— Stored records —
☆ ☆ ☆ ☆
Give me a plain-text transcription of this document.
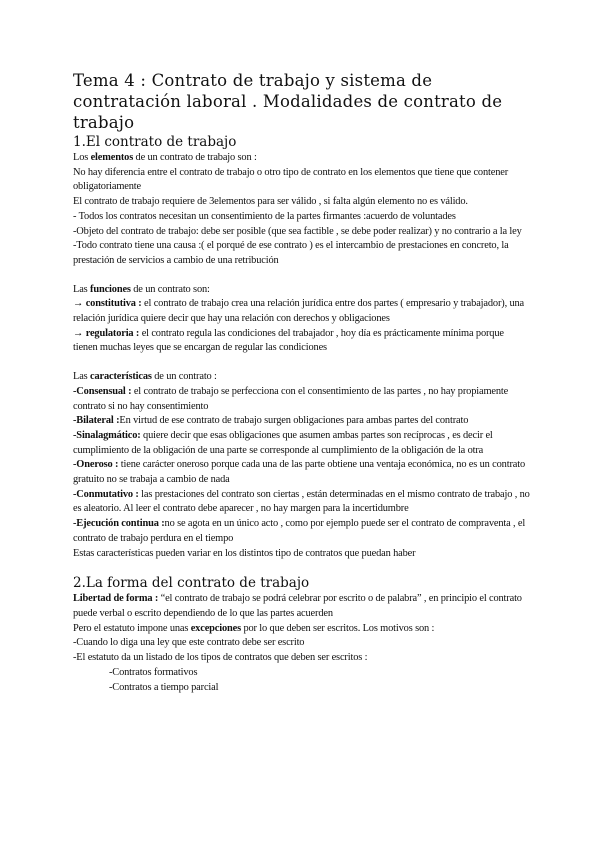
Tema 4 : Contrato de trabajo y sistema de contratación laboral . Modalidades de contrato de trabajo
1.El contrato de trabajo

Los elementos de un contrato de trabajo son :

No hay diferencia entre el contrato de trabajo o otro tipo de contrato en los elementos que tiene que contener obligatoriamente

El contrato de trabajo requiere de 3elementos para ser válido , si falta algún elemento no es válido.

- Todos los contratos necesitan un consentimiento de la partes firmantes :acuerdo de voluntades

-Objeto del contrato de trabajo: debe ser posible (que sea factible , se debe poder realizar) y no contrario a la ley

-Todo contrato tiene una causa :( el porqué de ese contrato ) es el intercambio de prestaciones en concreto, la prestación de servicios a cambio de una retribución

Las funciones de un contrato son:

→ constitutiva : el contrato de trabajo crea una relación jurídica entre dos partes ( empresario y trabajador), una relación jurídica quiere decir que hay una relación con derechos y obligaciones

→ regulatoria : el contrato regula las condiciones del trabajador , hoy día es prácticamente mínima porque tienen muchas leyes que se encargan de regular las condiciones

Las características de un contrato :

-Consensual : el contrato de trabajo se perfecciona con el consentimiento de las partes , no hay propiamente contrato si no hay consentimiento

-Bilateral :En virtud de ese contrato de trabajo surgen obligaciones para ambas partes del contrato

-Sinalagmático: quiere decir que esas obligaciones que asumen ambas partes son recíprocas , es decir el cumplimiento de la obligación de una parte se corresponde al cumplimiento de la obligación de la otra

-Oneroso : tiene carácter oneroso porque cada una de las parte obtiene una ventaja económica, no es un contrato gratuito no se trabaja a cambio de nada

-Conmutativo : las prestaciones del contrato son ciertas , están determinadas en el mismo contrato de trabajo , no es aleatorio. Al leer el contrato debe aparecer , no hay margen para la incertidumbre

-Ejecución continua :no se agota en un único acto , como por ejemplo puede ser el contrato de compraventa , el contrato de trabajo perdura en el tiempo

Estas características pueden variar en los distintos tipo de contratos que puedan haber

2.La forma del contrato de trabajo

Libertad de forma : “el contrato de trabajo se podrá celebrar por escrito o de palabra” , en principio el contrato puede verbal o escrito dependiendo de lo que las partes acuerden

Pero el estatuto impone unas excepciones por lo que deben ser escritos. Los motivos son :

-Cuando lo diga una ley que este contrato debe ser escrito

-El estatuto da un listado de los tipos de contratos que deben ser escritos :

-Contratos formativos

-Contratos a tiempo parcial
☆ ☆ ☆ ☆
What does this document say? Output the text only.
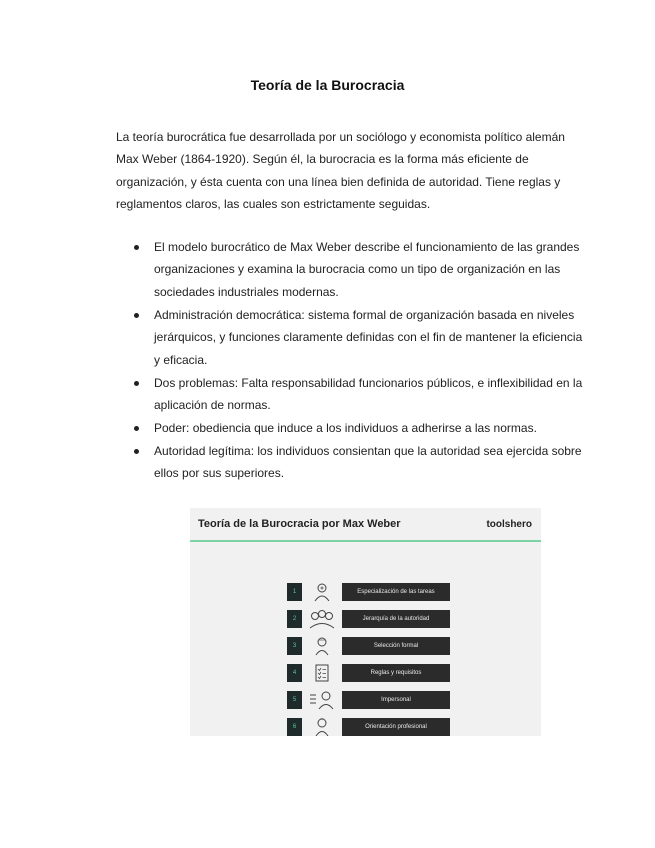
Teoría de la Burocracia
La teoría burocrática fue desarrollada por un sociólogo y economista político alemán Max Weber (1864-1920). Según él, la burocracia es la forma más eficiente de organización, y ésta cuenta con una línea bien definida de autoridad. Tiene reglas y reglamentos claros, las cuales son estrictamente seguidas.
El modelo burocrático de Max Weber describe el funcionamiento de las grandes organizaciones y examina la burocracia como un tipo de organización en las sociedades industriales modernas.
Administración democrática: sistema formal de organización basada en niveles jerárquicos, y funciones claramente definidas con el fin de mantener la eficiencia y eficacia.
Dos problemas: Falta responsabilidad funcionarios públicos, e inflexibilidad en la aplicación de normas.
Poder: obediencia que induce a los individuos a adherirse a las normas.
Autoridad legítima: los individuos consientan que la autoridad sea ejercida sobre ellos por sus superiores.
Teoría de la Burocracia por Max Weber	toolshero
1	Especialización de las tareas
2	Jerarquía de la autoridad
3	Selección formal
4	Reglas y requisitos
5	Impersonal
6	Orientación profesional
☆ ☆ ☆ ☆
— EXERCISE DETAILS —
Above are the records. Identify each line that contains the word "normas".

— ANSWER —
Dos problemas: Falta responsabilidad funcionarios públicos, e inflexibilidad en la aplicación de normas.
Poder: obediencia que induce a los individuos a adherirse a las normas.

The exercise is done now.